_TASK OBJECTIVE_
Locate each line of the material that contains "salting", then return it.

## START DATA PROVIDED

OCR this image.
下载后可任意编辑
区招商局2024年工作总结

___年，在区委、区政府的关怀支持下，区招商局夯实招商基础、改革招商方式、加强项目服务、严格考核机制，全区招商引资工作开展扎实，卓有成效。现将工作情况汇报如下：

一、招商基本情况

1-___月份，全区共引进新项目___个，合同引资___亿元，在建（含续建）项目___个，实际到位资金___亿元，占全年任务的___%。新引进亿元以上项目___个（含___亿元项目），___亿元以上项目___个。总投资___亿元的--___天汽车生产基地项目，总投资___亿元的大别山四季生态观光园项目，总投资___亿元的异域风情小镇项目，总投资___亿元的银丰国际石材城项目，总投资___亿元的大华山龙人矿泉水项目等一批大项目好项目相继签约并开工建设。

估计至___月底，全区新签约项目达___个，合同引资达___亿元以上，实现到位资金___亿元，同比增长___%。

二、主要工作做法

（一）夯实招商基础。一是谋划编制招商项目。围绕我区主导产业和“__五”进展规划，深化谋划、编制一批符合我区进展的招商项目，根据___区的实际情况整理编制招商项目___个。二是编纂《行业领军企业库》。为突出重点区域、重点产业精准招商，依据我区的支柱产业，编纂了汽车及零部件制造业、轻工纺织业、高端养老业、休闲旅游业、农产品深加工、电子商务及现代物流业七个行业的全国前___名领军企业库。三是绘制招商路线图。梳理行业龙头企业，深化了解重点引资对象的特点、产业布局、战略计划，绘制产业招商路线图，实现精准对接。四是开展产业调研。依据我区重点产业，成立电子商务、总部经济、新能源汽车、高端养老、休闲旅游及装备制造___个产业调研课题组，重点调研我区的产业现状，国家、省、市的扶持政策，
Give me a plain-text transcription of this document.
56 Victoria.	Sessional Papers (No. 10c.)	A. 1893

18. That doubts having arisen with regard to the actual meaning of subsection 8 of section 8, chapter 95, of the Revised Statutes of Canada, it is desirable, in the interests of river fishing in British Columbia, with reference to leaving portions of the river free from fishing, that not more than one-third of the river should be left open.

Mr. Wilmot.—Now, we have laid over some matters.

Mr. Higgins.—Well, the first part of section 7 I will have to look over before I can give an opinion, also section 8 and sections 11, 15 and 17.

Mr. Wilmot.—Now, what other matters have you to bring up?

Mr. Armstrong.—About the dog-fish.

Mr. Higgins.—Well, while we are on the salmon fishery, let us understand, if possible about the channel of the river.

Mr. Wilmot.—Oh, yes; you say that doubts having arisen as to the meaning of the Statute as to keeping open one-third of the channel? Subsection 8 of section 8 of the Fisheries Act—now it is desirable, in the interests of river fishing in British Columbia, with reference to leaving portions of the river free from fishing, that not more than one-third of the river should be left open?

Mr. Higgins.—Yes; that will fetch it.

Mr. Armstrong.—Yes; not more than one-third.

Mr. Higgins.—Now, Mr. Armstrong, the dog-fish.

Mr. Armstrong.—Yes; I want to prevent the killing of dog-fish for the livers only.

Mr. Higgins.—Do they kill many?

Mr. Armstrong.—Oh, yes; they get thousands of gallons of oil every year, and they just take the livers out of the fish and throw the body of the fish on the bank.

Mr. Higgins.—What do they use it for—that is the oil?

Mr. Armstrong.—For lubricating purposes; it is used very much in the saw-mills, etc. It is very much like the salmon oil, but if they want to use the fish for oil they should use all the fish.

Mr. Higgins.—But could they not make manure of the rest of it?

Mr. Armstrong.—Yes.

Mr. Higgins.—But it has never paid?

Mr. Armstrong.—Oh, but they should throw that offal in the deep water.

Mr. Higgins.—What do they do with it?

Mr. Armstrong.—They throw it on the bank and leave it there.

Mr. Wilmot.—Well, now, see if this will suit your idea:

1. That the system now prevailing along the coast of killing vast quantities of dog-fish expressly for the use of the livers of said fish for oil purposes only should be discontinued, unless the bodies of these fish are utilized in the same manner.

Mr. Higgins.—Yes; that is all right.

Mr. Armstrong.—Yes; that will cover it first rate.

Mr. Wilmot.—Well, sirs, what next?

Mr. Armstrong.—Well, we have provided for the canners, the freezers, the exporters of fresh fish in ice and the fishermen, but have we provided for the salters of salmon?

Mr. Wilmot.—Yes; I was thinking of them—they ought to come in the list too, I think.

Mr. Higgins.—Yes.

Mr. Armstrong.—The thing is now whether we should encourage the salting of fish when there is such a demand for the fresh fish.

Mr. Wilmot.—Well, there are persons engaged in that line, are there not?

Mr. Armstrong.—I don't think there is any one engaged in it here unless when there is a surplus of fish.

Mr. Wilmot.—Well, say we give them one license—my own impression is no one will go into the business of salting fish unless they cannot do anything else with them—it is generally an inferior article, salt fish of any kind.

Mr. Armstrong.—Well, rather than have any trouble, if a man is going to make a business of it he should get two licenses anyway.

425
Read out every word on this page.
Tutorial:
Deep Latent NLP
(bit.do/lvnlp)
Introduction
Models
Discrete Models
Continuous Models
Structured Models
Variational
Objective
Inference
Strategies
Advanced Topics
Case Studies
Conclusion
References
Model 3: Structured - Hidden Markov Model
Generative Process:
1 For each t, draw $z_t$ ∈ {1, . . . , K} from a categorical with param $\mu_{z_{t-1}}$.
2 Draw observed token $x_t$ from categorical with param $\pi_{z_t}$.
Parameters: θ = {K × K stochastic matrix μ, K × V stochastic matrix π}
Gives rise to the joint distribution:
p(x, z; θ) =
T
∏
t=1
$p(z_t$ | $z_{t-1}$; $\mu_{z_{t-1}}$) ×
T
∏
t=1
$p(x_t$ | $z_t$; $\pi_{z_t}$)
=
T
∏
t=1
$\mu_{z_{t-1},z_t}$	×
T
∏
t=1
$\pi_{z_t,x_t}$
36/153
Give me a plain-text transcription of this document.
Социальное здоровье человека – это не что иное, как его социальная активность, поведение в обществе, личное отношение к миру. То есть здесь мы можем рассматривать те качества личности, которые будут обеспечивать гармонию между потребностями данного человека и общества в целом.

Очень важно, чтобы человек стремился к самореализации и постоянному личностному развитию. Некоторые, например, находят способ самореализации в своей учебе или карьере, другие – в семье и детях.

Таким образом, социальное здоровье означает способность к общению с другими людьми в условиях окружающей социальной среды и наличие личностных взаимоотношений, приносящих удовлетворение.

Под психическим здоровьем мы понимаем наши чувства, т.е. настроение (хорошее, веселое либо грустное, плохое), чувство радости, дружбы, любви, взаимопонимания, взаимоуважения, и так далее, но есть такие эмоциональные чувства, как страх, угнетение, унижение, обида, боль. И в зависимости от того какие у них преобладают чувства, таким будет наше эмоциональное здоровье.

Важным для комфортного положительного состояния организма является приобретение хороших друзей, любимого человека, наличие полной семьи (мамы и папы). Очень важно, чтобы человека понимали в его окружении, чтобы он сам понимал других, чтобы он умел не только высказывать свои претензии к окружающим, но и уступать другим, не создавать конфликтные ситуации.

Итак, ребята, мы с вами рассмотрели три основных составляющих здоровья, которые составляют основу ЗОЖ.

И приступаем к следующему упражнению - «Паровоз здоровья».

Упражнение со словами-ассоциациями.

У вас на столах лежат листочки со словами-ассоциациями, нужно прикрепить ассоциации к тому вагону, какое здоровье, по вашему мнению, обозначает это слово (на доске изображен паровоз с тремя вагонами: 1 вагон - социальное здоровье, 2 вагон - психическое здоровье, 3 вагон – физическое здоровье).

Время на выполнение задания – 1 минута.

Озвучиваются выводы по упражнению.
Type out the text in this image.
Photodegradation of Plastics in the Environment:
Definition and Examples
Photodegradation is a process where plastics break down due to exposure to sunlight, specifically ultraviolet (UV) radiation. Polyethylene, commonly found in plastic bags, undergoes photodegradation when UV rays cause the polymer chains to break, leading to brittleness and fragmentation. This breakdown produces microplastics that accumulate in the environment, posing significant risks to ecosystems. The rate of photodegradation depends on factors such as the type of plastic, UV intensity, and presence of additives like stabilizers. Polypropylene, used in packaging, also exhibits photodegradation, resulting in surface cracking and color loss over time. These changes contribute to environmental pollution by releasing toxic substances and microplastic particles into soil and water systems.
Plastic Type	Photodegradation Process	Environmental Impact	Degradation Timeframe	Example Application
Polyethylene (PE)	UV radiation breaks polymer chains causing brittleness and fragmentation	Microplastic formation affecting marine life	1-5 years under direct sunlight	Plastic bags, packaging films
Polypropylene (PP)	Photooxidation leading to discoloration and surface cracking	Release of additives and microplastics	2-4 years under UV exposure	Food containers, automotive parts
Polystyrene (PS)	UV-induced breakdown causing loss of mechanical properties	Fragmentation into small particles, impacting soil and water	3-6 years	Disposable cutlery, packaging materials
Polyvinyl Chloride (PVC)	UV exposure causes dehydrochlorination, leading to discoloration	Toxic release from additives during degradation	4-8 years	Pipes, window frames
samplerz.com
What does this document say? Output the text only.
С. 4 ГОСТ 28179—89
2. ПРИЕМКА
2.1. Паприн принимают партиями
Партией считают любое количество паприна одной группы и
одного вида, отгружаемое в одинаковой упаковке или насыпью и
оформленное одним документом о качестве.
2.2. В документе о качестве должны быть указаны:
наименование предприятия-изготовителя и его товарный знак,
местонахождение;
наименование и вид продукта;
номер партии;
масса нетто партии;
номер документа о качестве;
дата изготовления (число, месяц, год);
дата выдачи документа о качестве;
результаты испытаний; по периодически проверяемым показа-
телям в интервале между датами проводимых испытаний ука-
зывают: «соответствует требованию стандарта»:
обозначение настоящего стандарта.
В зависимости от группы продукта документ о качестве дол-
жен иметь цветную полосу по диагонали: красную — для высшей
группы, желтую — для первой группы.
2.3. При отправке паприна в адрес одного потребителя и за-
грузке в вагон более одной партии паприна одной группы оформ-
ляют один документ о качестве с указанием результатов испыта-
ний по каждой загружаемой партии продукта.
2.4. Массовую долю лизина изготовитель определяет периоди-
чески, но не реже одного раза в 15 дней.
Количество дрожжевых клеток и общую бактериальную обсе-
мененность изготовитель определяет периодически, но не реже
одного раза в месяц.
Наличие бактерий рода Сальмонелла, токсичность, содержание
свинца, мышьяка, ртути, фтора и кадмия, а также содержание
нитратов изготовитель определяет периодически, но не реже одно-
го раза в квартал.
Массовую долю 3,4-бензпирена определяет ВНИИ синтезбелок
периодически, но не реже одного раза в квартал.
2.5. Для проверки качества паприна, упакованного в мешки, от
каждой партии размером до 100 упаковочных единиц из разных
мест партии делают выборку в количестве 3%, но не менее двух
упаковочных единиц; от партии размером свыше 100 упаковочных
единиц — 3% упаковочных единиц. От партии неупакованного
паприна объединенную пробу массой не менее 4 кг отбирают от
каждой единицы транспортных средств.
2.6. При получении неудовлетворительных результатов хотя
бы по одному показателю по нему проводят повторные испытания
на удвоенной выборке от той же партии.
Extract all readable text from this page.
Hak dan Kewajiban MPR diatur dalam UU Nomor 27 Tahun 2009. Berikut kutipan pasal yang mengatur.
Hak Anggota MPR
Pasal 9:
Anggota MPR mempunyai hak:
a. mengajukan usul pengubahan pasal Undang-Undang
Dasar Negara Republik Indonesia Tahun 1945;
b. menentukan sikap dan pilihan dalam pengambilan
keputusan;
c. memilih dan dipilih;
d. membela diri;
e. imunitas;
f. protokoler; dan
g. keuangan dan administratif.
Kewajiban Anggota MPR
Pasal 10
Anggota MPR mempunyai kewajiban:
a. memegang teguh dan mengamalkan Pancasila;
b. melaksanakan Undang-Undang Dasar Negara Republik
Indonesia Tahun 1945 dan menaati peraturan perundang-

## END DATA PROVIDED

_EXPECTED OUTPUT_
Mr. Armstrong.—The thing is now whether we should encourage the salting of fish when there is such a demand for the fresh fish.
Mr. Wilmot.—Well, say we give them one license—my own impression is no one will go into the business of salting fish unless they cannot do anything else with them—it is generally an inferior article, salt fish of any kind.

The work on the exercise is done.